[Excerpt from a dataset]
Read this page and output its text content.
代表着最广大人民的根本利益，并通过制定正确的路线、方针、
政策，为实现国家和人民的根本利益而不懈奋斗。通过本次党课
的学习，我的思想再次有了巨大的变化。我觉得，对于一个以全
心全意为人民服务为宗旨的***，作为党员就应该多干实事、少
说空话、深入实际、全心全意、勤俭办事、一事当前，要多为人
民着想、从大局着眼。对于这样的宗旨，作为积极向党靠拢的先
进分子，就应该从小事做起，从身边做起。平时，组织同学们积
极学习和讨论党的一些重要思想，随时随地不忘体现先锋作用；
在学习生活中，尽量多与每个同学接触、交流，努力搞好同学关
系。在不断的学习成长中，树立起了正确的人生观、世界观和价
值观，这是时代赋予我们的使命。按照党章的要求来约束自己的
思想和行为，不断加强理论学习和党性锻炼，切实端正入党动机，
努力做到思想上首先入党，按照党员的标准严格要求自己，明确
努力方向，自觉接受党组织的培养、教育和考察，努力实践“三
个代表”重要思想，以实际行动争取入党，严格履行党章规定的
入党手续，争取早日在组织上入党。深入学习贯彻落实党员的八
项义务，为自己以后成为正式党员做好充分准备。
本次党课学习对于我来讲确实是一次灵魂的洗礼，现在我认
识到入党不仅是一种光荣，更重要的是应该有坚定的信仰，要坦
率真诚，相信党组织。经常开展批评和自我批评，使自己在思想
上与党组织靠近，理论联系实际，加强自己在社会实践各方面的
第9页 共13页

• **Instructions for the task**
Extract the data exactly as given.

• **Answer to the task**
Read this page and output its text content.
代表着最广大人民的根本利益，并通过制定正确的路线、方针、
政策，为实现国家和人民的根本利益而不懈奋斗。通过本次党课
的学习，我的思想再次有了巨大的变化。我觉得，对于一个以全
心全意为人民服务为宗旨的***，作为党员就应该多干实事、少
说空话、深入实际、全心全意、勤俭办事、一事当前，要多为人
民着想、从大局着眼。对于这样的宗旨，作为积极向党靠拢的先
进分子，就应该从小事做起，从身边做起。平时，组织同学们积
极学习和讨论党的一些重要思想，随时随地不忘体现先锋作用；
在学习生活中，尽量多与每个同学接触、交流，努力搞好同学关
系。在不断的学习成长中，树立起了正确的人生观、世界观和价
值观，这是时代赋予我们的使命。按照党章的要求来约束自己的
思想和行为，不断加强理论学习和党性锻炼，切实端正入党动机，
努力做到思想上首先入党，按照党员的标准严格要求自己，明确
努力方向，自觉接受党组织的培养、教育和考察，努力实践“三
个代表”重要思想，以实际行动争取入党，严格履行党章规定的
入党手续，争取早日在组织上入党。深入学习贯彻落实党员的八
项义务，为自己以后成为正式党员做好充分准备。
本次党课学习对于我来讲确实是一次灵魂的洗礼，现在我认
识到入党不仅是一种光荣，更重要的是应该有坚定的信仰，要坦
率真诚，相信党组织。经常开展批评和自我批评，使自己在思想
上与党组织靠近，理论联系实际，加强自己在社会实践各方面的
第9页 共13页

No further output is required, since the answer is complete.